-------- Task data
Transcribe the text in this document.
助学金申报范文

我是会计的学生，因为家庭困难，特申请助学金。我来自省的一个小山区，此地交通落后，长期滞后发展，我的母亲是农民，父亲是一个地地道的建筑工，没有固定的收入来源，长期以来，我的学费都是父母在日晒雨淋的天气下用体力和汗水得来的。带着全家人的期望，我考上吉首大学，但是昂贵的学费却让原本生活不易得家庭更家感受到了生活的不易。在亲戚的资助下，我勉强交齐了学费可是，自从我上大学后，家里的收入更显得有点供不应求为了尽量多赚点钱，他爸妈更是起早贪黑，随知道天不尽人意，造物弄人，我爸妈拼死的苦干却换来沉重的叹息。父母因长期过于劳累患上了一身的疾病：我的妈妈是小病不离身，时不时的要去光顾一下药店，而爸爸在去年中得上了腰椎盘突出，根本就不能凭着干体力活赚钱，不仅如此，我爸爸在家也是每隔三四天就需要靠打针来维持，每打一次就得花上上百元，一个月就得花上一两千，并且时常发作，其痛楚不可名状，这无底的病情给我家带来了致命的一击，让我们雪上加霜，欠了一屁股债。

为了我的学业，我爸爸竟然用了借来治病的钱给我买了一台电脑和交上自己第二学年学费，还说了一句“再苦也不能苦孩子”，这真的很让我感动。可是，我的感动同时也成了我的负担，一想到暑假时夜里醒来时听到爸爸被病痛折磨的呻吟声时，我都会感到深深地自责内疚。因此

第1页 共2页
----------------
• Goal
Output each entry precisely as given.

• Full solution
Transcribe the text in this document.
助学金申报范文

我是会计的学生，因为家庭困难，特申请助学金。我来自省的一个小山区，此地交通落后，长期滞后发展，我的母亲是农民，父亲是一个地地道的建筑工，没有固定的收入来源，长期以来，我的学费都是父母在日晒雨淋的天气下用体力和汗水得来的。带着全家人的期望，我考上吉首大学，但是昂贵的学费却让原本生活不易得家庭更家感受到了生活的不易。在亲戚的资助下，我勉强交齐了学费可是，自从我上大学后，家里的收入更显得有点供不应求为了尽量多赚点钱，他爸妈更是起早贪黑，随知道天不尽人意，造物弄人，我爸妈拼死的苦干却换来沉重的叹息。父母因长期过于劳累患上了一身的疾病：我的妈妈是小病不离身，时不时的要去光顾一下药店，而爸爸在去年中得上了腰椎盘突出，根本就不能凭着干体力活赚钱，不仅如此，我爸爸在家也是每隔三四天就需要靠打针来维持，每打一次就得花上上百元，一个月就得花上一两千，并且时常发作，其痛楚不可名状，这无底的病情给我家带来了致命的一击，让我们雪上加霜，欠了一屁股债。

为了我的学业，我爸爸竟然用了借来治病的钱给我买了一台电脑和交上自己第二学年学费，还说了一句“再苦也不能苦孩子”，这真的很让我感动。可是，我的感动同时也成了我的负担，一想到暑假时夜里醒来时听到爸爸被病痛折磨的呻吟声时，我都会感到深深地自责内疚。因此

第1页 共2页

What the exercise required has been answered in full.